EXERCISE DIRECTIONS →
Reproduce every line of the material below word for word, changing no character.
━━ DATA SHOWN
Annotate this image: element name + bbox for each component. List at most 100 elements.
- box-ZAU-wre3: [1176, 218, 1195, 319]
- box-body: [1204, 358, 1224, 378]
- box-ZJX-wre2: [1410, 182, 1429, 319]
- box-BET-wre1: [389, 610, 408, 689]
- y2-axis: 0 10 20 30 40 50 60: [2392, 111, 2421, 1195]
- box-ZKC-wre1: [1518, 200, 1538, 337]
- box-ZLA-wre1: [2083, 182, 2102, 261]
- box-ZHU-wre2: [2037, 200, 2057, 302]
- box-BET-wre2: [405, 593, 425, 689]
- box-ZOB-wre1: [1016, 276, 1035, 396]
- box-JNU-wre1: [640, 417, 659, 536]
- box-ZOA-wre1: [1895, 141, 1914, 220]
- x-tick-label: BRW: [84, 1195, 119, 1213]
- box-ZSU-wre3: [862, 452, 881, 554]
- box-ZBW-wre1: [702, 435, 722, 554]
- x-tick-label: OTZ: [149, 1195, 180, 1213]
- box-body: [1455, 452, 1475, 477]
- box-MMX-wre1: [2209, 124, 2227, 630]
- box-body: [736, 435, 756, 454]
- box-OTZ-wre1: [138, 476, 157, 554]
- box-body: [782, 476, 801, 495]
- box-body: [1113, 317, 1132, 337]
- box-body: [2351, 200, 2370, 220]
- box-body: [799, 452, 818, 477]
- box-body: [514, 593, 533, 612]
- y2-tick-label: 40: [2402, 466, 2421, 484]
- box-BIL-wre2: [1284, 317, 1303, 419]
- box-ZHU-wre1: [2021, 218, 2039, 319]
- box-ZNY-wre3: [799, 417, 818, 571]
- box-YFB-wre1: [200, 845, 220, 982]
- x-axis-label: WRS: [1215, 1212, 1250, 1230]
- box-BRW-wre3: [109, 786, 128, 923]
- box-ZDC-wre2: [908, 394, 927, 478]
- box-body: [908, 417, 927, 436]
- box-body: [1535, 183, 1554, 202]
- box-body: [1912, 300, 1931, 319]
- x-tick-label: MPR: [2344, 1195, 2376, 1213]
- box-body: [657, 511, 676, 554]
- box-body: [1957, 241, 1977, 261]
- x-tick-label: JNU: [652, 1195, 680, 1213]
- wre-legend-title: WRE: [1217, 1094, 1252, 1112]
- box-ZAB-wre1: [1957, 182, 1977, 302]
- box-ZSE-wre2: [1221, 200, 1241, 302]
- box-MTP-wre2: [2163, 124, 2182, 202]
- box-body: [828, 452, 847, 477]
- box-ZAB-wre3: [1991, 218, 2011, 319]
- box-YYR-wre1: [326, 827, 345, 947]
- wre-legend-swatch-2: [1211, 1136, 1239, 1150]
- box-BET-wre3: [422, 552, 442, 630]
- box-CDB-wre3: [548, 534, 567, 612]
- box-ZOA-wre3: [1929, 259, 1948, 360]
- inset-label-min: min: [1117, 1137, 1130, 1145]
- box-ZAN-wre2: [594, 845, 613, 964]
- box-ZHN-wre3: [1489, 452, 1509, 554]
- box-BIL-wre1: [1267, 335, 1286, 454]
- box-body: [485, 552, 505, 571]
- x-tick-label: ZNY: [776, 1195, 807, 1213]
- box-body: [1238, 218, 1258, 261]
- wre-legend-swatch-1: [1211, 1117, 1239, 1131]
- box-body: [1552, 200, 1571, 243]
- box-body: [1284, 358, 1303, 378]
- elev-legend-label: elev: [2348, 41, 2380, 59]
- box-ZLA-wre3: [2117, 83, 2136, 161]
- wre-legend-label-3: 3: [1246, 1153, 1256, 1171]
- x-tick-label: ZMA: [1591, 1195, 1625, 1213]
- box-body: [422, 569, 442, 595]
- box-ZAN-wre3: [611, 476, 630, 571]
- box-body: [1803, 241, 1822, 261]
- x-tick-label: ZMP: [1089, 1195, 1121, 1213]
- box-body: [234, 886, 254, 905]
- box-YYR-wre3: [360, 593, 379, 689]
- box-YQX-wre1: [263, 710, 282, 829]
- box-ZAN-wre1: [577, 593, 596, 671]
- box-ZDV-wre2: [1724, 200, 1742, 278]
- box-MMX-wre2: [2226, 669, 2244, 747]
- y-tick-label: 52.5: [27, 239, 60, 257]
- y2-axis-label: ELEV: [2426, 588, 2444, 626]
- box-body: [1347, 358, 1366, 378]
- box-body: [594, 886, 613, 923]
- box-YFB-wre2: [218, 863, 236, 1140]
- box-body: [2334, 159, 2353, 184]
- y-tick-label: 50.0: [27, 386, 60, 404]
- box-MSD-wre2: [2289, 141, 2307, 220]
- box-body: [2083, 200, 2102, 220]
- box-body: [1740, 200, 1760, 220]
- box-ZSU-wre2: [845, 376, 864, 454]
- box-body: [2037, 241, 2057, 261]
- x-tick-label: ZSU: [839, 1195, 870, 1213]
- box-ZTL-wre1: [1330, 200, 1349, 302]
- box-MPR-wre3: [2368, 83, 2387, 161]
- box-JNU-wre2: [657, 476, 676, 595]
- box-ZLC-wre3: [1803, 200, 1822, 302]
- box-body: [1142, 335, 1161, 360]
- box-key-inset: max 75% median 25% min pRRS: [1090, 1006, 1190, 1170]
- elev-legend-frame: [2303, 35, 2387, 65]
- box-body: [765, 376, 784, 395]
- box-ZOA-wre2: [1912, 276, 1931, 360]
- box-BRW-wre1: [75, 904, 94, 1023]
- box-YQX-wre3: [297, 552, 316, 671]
━━━━
SOLVED EXERCISE →
Annotate this image: element name + bbox for each component. List at most 100 elements.
- box-ZAU-wre3: [1176, 218, 1195, 319]
- box-body: [1204, 358, 1224, 378]
- box-ZJX-wre2: [1410, 182, 1429, 319]
- box-BET-wre1: [389, 610, 408, 689]
- y2-axis: 0 10 20 30 40 50 60: [2392, 111, 2421, 1195]
- box-ZKC-wre1: [1518, 200, 1538, 337]
- box-ZLA-wre1: [2083, 182, 2102, 261]
- box-ZHU-wre2: [2037, 200, 2057, 302]
- box-BET-wre2: [405, 593, 425, 689]
- box-ZOB-wre1: [1016, 276, 1035, 396]
- box-JNU-wre1: [640, 417, 659, 536]
- box-ZOA-wre1: [1895, 141, 1914, 220]
- x-tick-label: BRW: [84, 1195, 119, 1213]
- box-ZSU-wre3: [862, 452, 881, 554]
- box-ZBW-wre1: [702, 435, 722, 554]
- x-tick-label: OTZ: [149, 1195, 180, 1213]
- box-body: [1455, 452, 1475, 477]
- box-MMX-wre1: [2209, 124, 2227, 630]
- box-body: [736, 435, 756, 454]
- box-OTZ-wre1: [138, 476, 157, 554]
- box-body: [782, 476, 801, 495]
- box-body: [1113, 317, 1132, 337]
- box-body: [2351, 200, 2370, 220]
- box-body: [799, 452, 818, 477]
- box-body: [514, 593, 533, 612]
- y2-tick-label: 40: [2402, 466, 2421, 484]
- box-BIL-wre2: [1284, 317, 1303, 419]
- box-ZHU-wre1: [2021, 218, 2039, 319]
- box-ZNY-wre3: [799, 417, 818, 571]
- box-YFB-wre1: [200, 845, 220, 982]
- x-axis-label: WRS: [1215, 1212, 1250, 1230]
- box-BRW-wre3: [109, 786, 128, 923]
- box-ZDC-wre2: [908, 394, 927, 478]
- box-body: [908, 417, 927, 436]
- box-body: [1535, 183, 1554, 202]
- box-body: [1912, 300, 1931, 319]
- x-tick-label: MPR: [2344, 1195, 2376, 1213]
- box-body: [657, 511, 676, 554]
- box-body: [1957, 241, 1977, 261]
- x-tick-label: JNU: [652, 1195, 680, 1213]
- wre-legend-title: WRE: [1217, 1094, 1252, 1112]
- box-ZAB-wre1: [1957, 182, 1977, 302]
- box-ZSE-wre2: [1221, 200, 1241, 302]
- box-MTP-wre2: [2163, 124, 2182, 202]
- box-body: [828, 452, 847, 477]
- box-ZAB-wre3: [1991, 218, 2011, 319]
- box-YYR-wre1: [326, 827, 345, 947]
- wre-legend-swatch-2: [1211, 1136, 1239, 1150]
- box-BET-wre3: [422, 552, 442, 630]
- box-CDB-wre3: [548, 534, 567, 612]
- box-ZOA-wre3: [1929, 259, 1948, 360]
- inset-label-min: min: [1117, 1137, 1130, 1145]
- box-ZAN-wre2: [594, 845, 613, 964]
- box-ZHN-wre3: [1489, 452, 1509, 554]
- box-BIL-wre1: [1267, 335, 1286, 454]
- box-body: [485, 552, 505, 571]
- x-tick-label: ZNY: [776, 1195, 807, 1213]
- box-body: [1238, 218, 1258, 261]
- wre-legend-swatch-1: [1211, 1117, 1239, 1131]
- box-body: [1552, 200, 1571, 243]
- box-body: [1284, 358, 1303, 378]
- elev-legend-label: elev: [2348, 41, 2380, 59]
- box-ZLA-wre3: [2117, 83, 2136, 161]
- wre-legend-label-3: 3: [1246, 1153, 1256, 1171]
- x-tick-label: ZMA: [1591, 1195, 1625, 1213]
- box-body: [422, 569, 442, 595]
- box-ZAN-wre3: [611, 476, 630, 571]
- box-body: [1803, 241, 1822, 261]
- x-tick-label: ZMP: [1089, 1195, 1121, 1213]
- box-body: [234, 886, 254, 905]
- box-YYR-wre3: [360, 593, 379, 689]
- box-YQX-wre1: [263, 710, 282, 829]
- box-ZAN-wre1: [577, 593, 596, 671]
- box-ZDV-wre2: [1724, 200, 1742, 278]
- box-MMX-wre2: [2226, 669, 2244, 747]
- y-tick-label: 52.5: [27, 239, 60, 257]
- y2-axis-label: ELEV: [2426, 588, 2444, 626]
- box-body: [1347, 358, 1366, 378]
- box-body: [594, 886, 613, 923]
- box-YFB-wre2: [218, 863, 236, 1140]
- box-body: [2334, 159, 2353, 184]
- y-tick-label: 50.0: [27, 386, 60, 404]
- box-MSD-wre2: [2289, 141, 2307, 220]
- box-body: [2083, 200, 2102, 220]
- box-body: [1740, 200, 1760, 220]
- box-ZSU-wre2: [845, 376, 864, 454]
- box-body: [2037, 241, 2057, 261]
- x-tick-label: ZSU: [839, 1195, 870, 1213]
- box-ZTL-wre1: [1330, 200, 1349, 302]
- box-MPR-wre3: [2368, 83, 2387, 161]
- box-JNU-wre2: [657, 476, 676, 595]
- box-ZLC-wre3: [1803, 200, 1822, 302]
- box-body: [1142, 335, 1161, 360]
- box-key-inset: max 75% median 25% min pRRS: [1090, 1006, 1190, 1170]
- elev-legend-frame: [2303, 35, 2387, 65]
- box-body: [765, 376, 784, 395]
- box-ZOA-wre2: [1912, 276, 1931, 360]
- box-BRW-wre1: [75, 904, 94, 1023]
- box-YQX-wre3: [297, 552, 316, 671]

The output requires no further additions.